> **TASK DIRECTIONS**
Determine the number of lines in these entries that hold the word "donne". Give the number and nothing more.

Collected data:
↓↓↓
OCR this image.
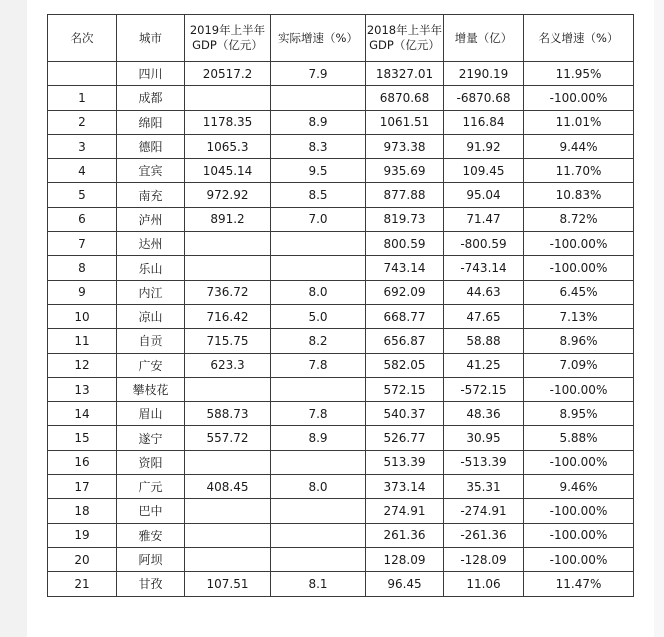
名次	城市	2019年上半年GDP（亿元）	实际增速（%）	2018年上半年GDP（亿元）	增量（亿）	名义增速（%）
	四川	20517.2	7.9	18327.01	2190.19	11.95%
1	成都			6870.68	-6870.68	-100.00%
2	绵阳	1178.35	8.9	1061.51	116.84	11.01%
3	德阳	1065.3	8.3	973.38	91.92	9.44%
4	宜宾	1045.14	9.5	935.69	109.45	11.70%
5	南充	972.92	8.5	877.88	95.04	10.83%
6	泸州	891.2	7.0	819.73	71.47	8.72%
7	达州			800.59	-800.59	-100.00%
8	乐山			743.14	-743.14	-100.00%
9	内江	736.72	8.0	692.09	44.63	6.45%
10	凉山	716.42	5.0	668.77	47.65	7.13%
11	自贡	715.75	8.2	656.87	58.88	8.96%
12	广安	623.3	7.8	582.05	41.25	7.09%
13	攀枝花			572.15	-572.15	-100.00%
14	眉山	588.73	7.8	540.37	48.36	8.95%
15	遂宁	557.72	8.9	526.77	30.95	5.88%
16	资阳			513.39	-513.39	-100.00%
17	广元	408.45	8.0	373.14	35.31	9.46%
18	巴中			274.91	-274.91	-100.00%
19	雅安			261.36	-261.36	-100.00%
20	阿坝			128.09	-128.09	-100.00%
21	甘孜	107.51	8.1	96.45	11.06	11.47%
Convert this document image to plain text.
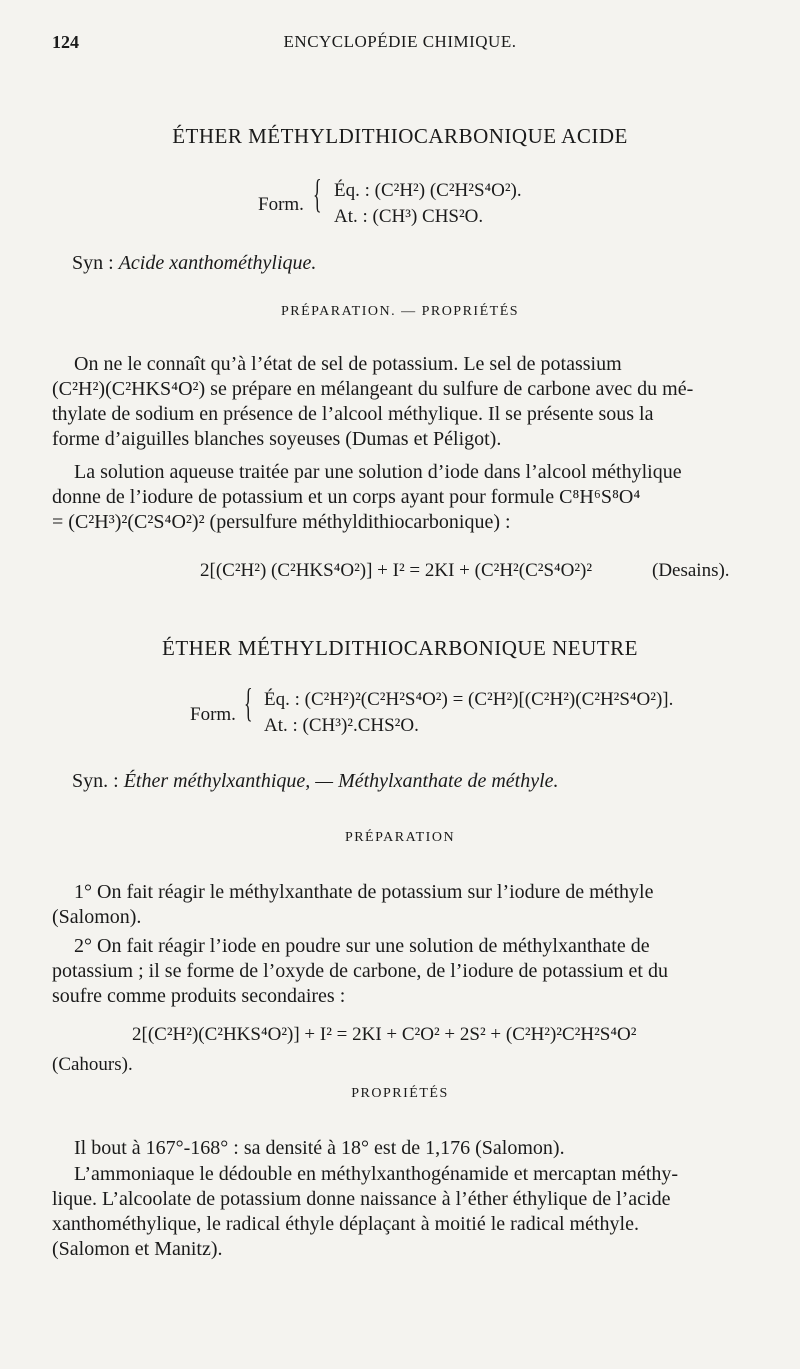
124	ENCYCLOPÉDIE CHIMIQUE.
ÉTHER MÉTHYLDITHIOCARBONIQUE ACIDE
Form. { Éq. : (C²H²) (C²H²S⁴O²).
At. : (CH³) CHS²O.
Syn : Acide xanthométhylique.
PRÉPARATION. — PROPRIÉTÉS
On ne le connaît qu’à l’état de sel de potassium. Le sel de potassium
(C²H²)(C²HKS⁴O²) se prépare en mélangeant du sulfure de carbone avec du mé-
thylate de sodium en présence de l’alcool méthylique. Il se présente sous la
forme d’aiguilles blanches soyeuses (Dumas et Péligot).
La solution aqueuse traitée par une solution d’iode dans l’alcool méthylique
donne de l’iodure de potassium et un corps ayant pour formule C⁸H⁶S⁸O⁴
= (C²H³)²(C²S⁴O²)² (persulfure méthyldithiocarbonique) :
2[(C²H²) (C²HKS⁴O²)] + I² = 2KI + (C²H²(C²S⁴O²)²	(Desains).
ÉTHER MÉTHYLDITHIOCARBONIQUE NEUTRE
Form. { Éq. : (C²H²)²(C²H²S⁴O²) = (C²H²)[(C²H²)(C²H²S⁴O²)].
At. : (CH³)².CHS²O.
Syn. : Éther méthylxanthique, — Méthylxanthate de méthyle.
PRÉPARATION
1° On fait réagir le méthylxanthate de potassium sur l’iodure de méthyle
(Salomon).
2° On fait réagir l’iode en poudre sur une solution de méthylxanthate de
potassium ; il se forme de l’oxyde de carbone, de l’iodure de potassium et du
soufre comme produits secondaires :
2[(C²H²)(C²HKS⁴O²)] + I² = 2KI + C²O² + 2S² + (C²H²)²C²H²S⁴O²
(Cahours).
PROPRIÉTÉS
Il bout à 167°-168° : sa densité à 18° est de 1,176 (Salomon).
L’ammoniaque le dédouble en méthylxanthogénamide et mercaptan méthy-
lique. L’alcoolate de potassium donne naissance à l’éther éthylique de l’acide
xanthométhylique, le radical éthyle déplaçant à moitié le radical méthyle.
(Salomon et Manitz).
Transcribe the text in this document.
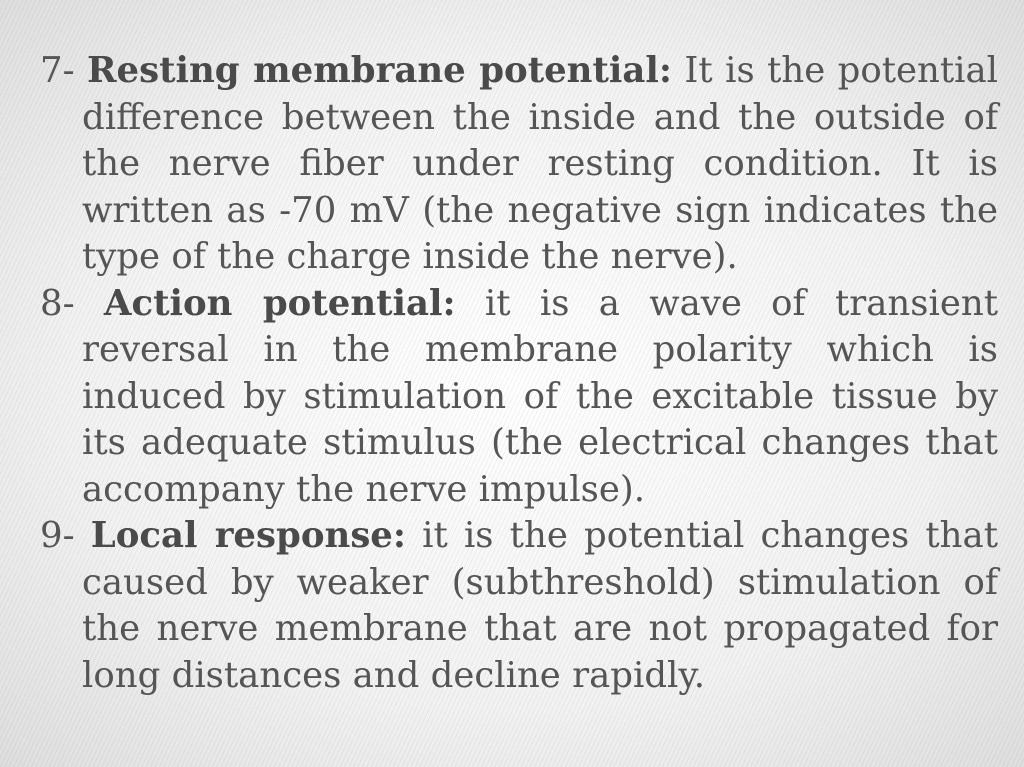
7- Resting membrane potential: It is the potential difference between the inside and the outside of the nerve fiber under resting condition. It is written as -70 mV (the negative sign indicates the type of the charge inside the nerve).
8- Action potential: it is a wave of transient reversal in the membrane polarity which is induced by stimulation of the excitable tissue by its adequate stimulus (the electrical changes that accompany the nerve impulse).
9- Local response: it is the potential changes that caused by weaker (subthreshold) stimulation of the nerve membrane that are not propagated for long distances and decline rapidly.
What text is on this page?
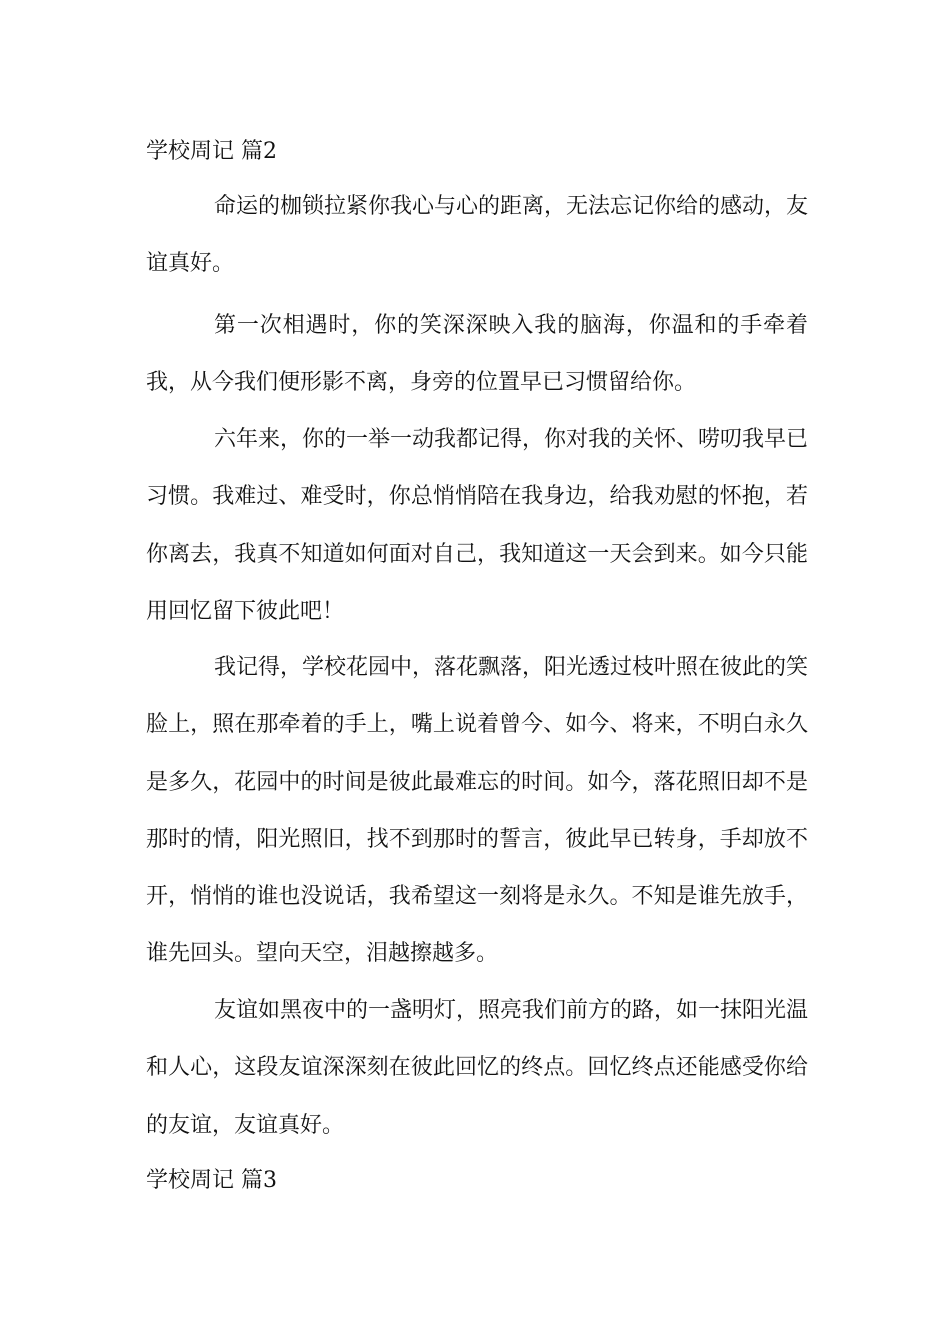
学校周记 篇2

命运的枷锁拉紧你我心与心的距离，无法忘记你给的感动，友谊真好。

第一次相遇时，你的笑深深映入我的脑海，你温和的手牵着我，从今我们便形影不离，身旁的位置早已习惯留给你。

六年来，你的一举一动我都记得，你对我的关怀、唠叨我早已习惯。我难过、难受时，你总悄悄陪在我身边，给我劝慰的怀抱，若你离去，我真不知道如何面对自己，我知道这一天会到来。如今只能用回忆留下彼此吧！

我记得，学校花园中，落花飘落，阳光透过枝叶照在彼此的笑脸上，照在那牵着的手上，嘴上说着曾今、如今、将来，不明白永久是多久，花园中的时间是彼此最难忘的时间。如今，落花照旧却不是那时的情，阳光照旧，找不到那时的誓言，彼此早已转身，手却放不开，悄悄的谁也没说话，我希望这一刻将是永久。不知是谁先放手，谁先回头。望向天空，泪越擦越多。

友谊如黑夜中的一盏明灯，照亮我们前方的路，如一抹阳光温和人心，这段友谊深深刻在彼此回忆的终点。回忆终点还能感受你给的友谊，友谊真好。

学校周记 篇3
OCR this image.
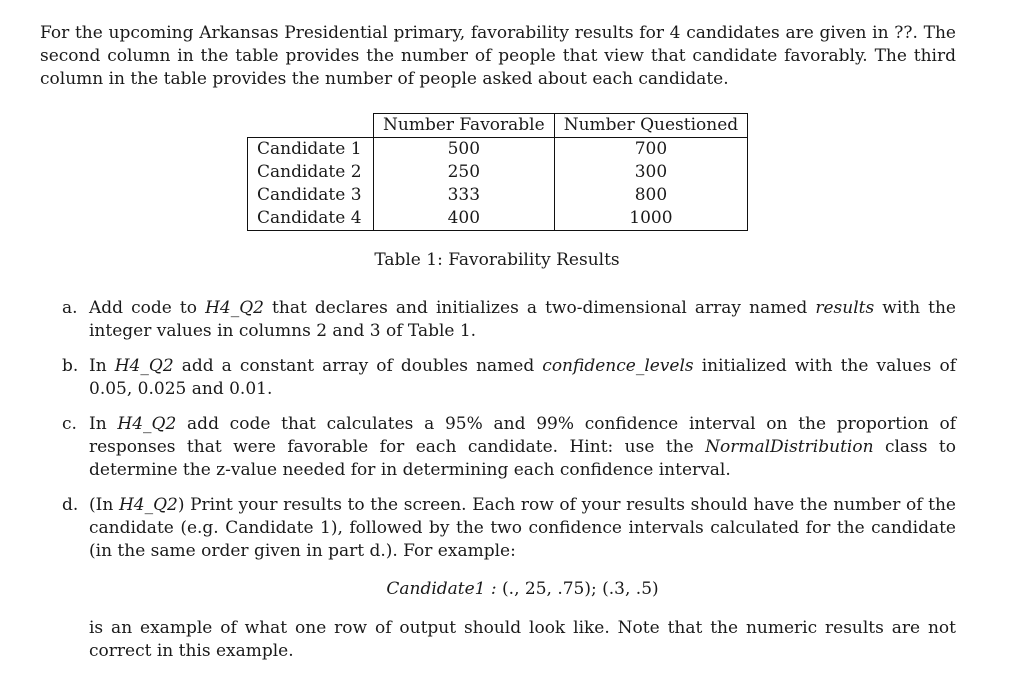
For the upcoming Arkansas Presidential primary, favorability results for 4 candidates are given in ??. The second column in the table provides the number of people that view that candidate favorably. The third column in the table provides the number of people asked about each candidate.

	Number Favorable	Number Questioned
Candidate 1	500	700
Candidate 2	250	300
Candidate 3	333	800
Candidate 4	400	1000
Table 1: Favorability Results
a. Add code to H4_Q2 that declares and initializes a two-dimensional array named results with the integer values in columns 2 and 3 of Table 1.
b. In H4_Q2 add a constant array of doubles named confidence_levels initialized with the values of 0.05, 0.025 and 0.01.
c. In H4_Q2 add code that calculates a 95% and 99% confidence interval on the proportion of responses that were favorable for each candidate. Hint: use the NormalDistribution class to determine the z-value needed for in determining each confidence interval.
d. (In H4_Q2) Print your results to the screen. Each row of your results should have the number of the candidate (e.g. Candidate 1), followed by the two confidence intervals calculated for the candidate (in the same order given in part d.). For example:
Candidate1 : (., 25, .75); (.3, .5)
is an example of what one row of output should look like. Note that the numeric results are not correct in this example.
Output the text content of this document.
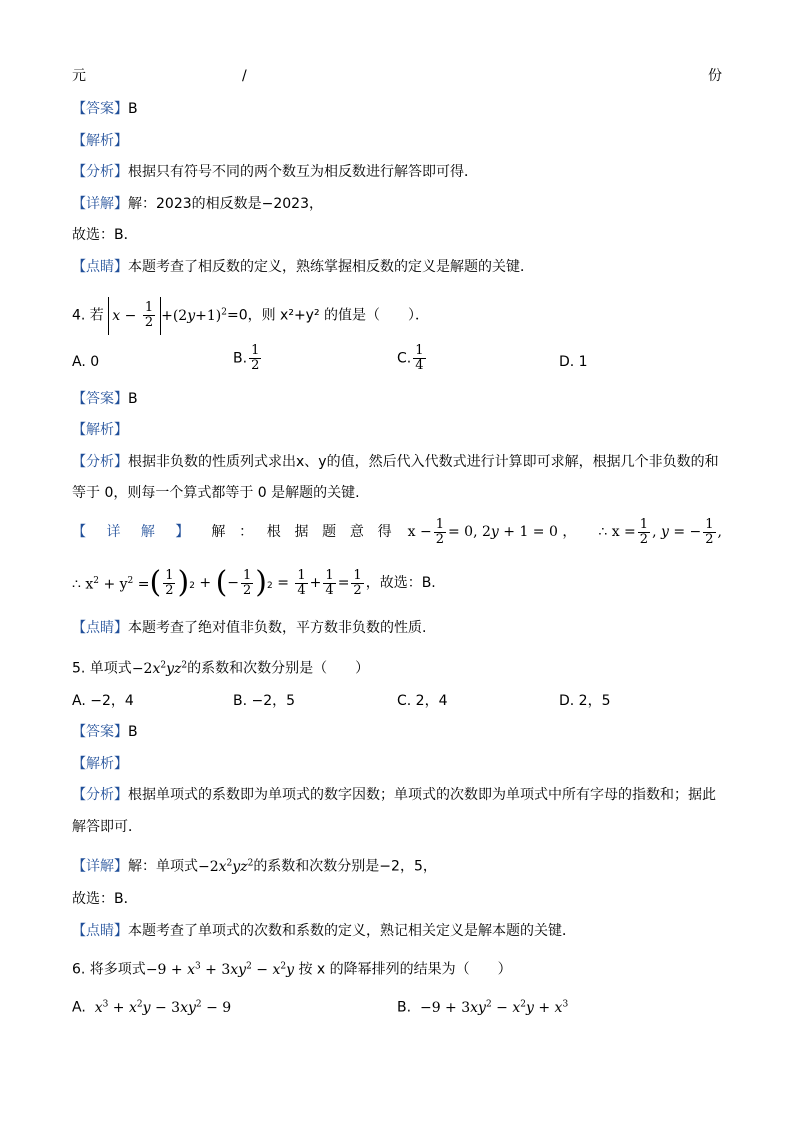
元	/	份
【答案】B
【解析】
【分析】根据只有符号不同的两个数互为相反数进行解答即可得．
【详解】解：2023的相反数是−2023，
故选：B．
【点睛】本题考查了相反数的定义，熟练掌握相反数的定义是解题的关键．
4. 若 $x - \frac{1}{2} +(2y+1)^2=0$，则 x²+y² 的值是（　　）．
A. 0	B. $\frac{1}{2}$	C. $\frac{1}{4}$	D. 1
【答案】B
【解析】
【分析】根据非负数的性质列式求出x、y的值，然后代入代数式进行计算即可求解，根据几个非负数的和
等于 0，则每一个算式都等于 0 是解题的关键.
【 详 解 】 解 ： 根 据 题 意 得 $x - \frac{1}{2} = 0$, 2y + 1 = 0 ， ∴ $x = \frac{1}{2}$ , y = − $\frac{1}{2}$ ,
∴ $x^2 + y^2$ = ( $\frac{1}{2} )_2$ + ( − $\frac{1}{2} )_2 = \frac{1}{4} + \frac{1}{4} = \frac{1}{2}$ ，故选：B.
【点睛】本题考查了绝对值非负数，平方数非负数的性质.
5. 单项式$-2x^2yz^2$的系数和次数分别是（　　）
A. −2，4	B. −2，5	C. 2，4	D. 2，5
【答案】B
【解析】
【分析】根据单项式的系数即为单项式的数字因数；单项式的次数即为单项式中所有字母的指数和；据此
解答即可．
【详解】解：单项式$-2x^2yz^2$的系数和次数分别是−2，5，
故选：B．
【点睛】本题考查了单项式的次数和系数的定义，熟记相关定义是解本题的关键．
6. 将多项式$-9 + x^3 + 3xy^2 - x^2y$ 按 x 的降幂排列的结果为（　　）
A. $x^3 + x^2y - 3xy^2 - 9$	B. $-9 + 3xy^2 - x^2y + x^3$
↑↑↑
> **EXERCISE ANSWER**
2